#### YOUR OBJECTIVE
Take every line from the listing below that includes "JSON" and copy it.

#### EXTRACTED RECORDS
--- start ---
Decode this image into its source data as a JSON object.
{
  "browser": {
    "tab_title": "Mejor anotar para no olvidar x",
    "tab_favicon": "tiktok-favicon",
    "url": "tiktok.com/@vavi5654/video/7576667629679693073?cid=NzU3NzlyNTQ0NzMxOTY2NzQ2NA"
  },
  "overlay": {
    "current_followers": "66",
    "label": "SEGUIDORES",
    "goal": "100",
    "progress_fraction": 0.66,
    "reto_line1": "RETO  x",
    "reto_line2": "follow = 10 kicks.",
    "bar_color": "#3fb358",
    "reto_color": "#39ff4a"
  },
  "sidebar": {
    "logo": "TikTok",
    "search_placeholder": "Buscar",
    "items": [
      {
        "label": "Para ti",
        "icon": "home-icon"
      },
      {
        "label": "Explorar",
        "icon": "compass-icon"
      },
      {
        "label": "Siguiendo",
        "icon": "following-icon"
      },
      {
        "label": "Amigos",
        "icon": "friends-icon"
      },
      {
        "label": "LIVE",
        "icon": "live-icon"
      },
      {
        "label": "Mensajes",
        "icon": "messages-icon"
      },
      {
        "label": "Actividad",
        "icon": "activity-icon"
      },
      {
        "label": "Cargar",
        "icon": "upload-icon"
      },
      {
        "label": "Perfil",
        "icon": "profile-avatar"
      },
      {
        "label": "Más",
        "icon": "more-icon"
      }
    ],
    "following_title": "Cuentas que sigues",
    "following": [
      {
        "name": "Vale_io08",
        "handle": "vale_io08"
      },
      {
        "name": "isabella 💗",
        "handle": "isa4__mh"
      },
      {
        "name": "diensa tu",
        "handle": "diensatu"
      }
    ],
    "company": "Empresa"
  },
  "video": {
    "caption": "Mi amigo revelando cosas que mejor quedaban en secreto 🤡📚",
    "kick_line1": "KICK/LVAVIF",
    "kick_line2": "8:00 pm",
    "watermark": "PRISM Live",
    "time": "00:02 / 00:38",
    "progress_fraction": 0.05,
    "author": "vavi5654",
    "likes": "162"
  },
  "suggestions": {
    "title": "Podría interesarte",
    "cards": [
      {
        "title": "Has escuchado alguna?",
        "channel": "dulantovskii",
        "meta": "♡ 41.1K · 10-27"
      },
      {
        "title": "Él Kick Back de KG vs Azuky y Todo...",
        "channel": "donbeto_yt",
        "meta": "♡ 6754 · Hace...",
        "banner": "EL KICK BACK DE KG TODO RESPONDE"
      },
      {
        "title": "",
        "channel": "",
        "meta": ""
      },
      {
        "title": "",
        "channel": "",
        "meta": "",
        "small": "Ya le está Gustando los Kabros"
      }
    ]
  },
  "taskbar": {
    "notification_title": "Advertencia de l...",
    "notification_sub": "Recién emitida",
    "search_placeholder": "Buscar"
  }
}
--- end ---
--- start ---
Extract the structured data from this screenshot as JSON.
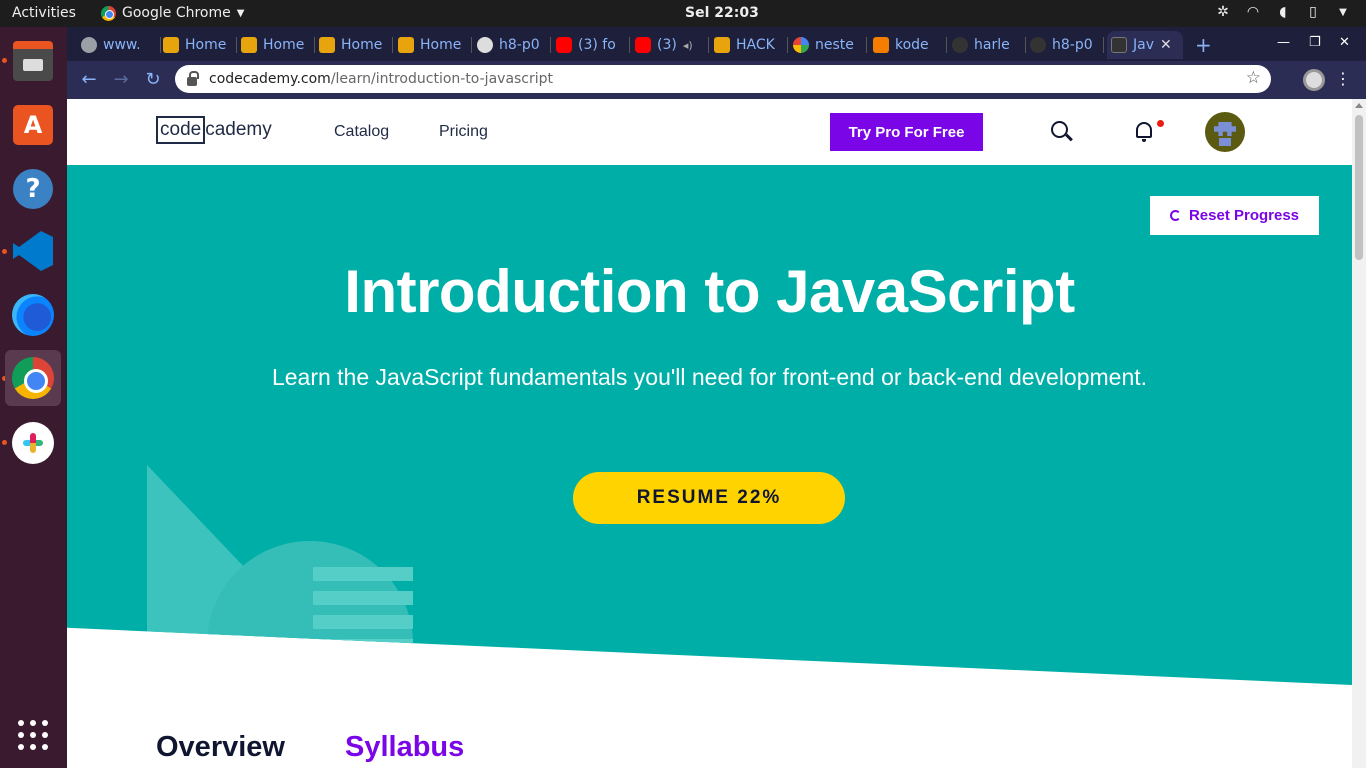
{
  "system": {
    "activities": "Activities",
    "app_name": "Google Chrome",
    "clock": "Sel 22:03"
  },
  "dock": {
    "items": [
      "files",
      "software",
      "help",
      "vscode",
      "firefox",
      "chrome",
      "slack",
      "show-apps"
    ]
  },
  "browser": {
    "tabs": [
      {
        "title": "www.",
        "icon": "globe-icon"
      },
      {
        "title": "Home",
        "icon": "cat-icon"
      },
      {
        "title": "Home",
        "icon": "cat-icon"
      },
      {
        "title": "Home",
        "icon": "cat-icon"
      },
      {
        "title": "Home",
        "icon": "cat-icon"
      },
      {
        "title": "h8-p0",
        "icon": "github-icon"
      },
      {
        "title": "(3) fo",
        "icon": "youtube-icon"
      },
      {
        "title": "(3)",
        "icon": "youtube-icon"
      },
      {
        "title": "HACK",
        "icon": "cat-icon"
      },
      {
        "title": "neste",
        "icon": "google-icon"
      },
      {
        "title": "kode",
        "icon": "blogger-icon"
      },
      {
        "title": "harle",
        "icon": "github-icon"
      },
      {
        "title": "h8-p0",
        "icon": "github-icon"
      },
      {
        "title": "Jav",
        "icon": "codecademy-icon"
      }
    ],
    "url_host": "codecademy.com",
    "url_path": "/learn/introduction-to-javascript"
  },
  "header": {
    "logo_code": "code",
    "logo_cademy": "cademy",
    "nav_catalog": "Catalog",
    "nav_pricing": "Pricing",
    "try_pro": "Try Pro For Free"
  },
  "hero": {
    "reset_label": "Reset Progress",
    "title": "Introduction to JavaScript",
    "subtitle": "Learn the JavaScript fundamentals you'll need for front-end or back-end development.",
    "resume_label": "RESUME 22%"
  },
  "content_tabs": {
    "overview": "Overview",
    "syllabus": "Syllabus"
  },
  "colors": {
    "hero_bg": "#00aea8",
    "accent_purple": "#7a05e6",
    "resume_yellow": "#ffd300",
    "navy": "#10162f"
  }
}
--- end ---
#### RESULT OF THIS TASK
Decode this image into its source data as a JSON object.
Extract the structured data from this screenshot as JSON.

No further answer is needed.